# WHAT YOU WILL DO
Give the number of lines that include the string "legend", nothing more.

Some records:
----------
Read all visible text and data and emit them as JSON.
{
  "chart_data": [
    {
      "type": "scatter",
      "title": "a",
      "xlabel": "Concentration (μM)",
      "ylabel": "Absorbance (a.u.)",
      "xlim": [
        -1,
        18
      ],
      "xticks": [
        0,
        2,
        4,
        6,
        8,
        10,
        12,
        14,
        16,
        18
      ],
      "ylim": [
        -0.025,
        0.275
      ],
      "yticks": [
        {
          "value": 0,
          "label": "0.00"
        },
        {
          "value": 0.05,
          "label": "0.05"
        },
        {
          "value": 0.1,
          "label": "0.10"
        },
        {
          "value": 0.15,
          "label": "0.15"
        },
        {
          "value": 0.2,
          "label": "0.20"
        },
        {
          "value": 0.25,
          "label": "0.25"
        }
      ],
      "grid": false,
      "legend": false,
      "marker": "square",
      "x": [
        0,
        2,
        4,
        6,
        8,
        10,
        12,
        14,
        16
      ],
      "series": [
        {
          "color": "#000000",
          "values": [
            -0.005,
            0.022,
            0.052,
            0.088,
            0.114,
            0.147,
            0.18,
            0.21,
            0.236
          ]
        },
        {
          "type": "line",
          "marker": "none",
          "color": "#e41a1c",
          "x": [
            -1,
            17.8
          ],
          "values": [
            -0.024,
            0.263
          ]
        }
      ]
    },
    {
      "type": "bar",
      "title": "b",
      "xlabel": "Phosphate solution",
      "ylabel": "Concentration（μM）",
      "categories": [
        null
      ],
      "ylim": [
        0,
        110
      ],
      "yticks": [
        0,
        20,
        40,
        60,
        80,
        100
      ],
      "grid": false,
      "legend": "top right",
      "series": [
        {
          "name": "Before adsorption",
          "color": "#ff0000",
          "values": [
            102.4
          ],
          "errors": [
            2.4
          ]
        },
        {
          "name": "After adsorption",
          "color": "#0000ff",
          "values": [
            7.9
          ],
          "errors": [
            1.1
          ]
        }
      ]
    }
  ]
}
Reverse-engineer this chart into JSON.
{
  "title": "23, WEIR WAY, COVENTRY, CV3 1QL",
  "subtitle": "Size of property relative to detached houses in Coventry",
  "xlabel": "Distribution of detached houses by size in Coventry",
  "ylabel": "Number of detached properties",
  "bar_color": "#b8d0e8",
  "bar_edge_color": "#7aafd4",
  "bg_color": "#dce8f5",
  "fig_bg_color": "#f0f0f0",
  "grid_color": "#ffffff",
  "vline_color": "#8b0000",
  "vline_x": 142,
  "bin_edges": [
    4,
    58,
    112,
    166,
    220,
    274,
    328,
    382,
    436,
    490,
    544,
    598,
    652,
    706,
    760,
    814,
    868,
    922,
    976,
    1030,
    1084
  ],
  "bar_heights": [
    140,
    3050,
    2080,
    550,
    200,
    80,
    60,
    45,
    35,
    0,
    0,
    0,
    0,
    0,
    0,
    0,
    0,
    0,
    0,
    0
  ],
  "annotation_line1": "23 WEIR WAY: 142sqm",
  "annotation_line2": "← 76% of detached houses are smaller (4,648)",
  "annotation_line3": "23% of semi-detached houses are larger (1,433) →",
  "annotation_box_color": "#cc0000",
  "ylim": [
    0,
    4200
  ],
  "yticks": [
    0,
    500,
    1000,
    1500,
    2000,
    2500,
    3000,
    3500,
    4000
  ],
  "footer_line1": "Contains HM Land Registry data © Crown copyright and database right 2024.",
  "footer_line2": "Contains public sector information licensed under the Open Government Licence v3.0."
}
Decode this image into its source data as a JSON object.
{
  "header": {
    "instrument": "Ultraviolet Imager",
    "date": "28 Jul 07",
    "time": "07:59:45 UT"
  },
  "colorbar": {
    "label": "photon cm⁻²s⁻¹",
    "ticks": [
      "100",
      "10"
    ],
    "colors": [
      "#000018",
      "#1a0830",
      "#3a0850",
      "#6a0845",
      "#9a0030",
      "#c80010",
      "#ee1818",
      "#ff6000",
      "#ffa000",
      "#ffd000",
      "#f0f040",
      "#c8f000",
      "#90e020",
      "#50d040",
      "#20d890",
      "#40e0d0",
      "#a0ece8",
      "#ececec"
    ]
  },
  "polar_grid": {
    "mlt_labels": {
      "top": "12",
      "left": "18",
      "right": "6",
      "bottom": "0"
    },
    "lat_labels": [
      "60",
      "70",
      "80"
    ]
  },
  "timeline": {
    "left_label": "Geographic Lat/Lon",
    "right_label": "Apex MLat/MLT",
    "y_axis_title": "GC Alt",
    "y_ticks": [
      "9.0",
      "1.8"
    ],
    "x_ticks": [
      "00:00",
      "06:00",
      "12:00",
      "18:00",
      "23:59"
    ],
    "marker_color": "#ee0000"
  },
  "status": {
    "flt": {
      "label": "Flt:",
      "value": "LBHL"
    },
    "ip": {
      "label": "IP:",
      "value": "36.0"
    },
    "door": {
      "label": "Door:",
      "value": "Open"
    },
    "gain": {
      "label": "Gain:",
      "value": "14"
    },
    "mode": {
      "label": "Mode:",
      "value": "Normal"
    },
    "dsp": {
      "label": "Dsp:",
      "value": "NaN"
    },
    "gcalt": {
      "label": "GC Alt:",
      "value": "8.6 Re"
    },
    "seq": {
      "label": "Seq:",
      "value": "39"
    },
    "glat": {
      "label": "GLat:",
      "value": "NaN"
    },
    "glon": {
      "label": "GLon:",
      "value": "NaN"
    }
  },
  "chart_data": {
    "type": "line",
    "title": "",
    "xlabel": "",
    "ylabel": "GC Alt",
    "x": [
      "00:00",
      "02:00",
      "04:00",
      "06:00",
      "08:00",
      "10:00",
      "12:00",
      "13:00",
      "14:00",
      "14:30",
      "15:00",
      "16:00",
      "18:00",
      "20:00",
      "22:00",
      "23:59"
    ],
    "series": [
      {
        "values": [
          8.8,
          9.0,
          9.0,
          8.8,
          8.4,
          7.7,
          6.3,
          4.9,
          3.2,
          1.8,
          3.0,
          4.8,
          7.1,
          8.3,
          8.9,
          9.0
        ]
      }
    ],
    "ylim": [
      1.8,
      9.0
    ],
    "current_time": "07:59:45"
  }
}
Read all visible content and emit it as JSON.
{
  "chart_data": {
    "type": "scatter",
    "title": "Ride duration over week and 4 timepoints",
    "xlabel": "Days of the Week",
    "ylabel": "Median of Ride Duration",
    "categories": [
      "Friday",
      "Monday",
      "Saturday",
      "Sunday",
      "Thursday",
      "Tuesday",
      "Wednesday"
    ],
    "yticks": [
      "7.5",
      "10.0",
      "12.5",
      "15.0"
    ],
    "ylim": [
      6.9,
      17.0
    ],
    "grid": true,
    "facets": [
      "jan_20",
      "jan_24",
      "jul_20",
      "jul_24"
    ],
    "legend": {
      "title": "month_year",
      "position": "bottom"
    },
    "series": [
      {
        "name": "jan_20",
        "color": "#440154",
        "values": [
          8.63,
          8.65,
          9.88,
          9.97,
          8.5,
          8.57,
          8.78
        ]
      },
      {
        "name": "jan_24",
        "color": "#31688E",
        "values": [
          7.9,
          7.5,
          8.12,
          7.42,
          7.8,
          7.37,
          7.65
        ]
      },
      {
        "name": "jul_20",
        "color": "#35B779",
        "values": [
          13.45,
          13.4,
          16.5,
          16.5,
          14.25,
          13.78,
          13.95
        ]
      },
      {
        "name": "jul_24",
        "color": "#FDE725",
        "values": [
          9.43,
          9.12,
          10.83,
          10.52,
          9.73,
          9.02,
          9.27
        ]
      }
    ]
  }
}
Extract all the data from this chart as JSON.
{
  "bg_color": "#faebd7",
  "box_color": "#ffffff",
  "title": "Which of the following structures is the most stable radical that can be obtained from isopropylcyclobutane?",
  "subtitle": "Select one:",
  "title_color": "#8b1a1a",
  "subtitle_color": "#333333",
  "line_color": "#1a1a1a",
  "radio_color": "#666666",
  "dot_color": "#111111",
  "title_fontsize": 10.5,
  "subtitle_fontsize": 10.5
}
----------
# FINISHED EXERCISE
3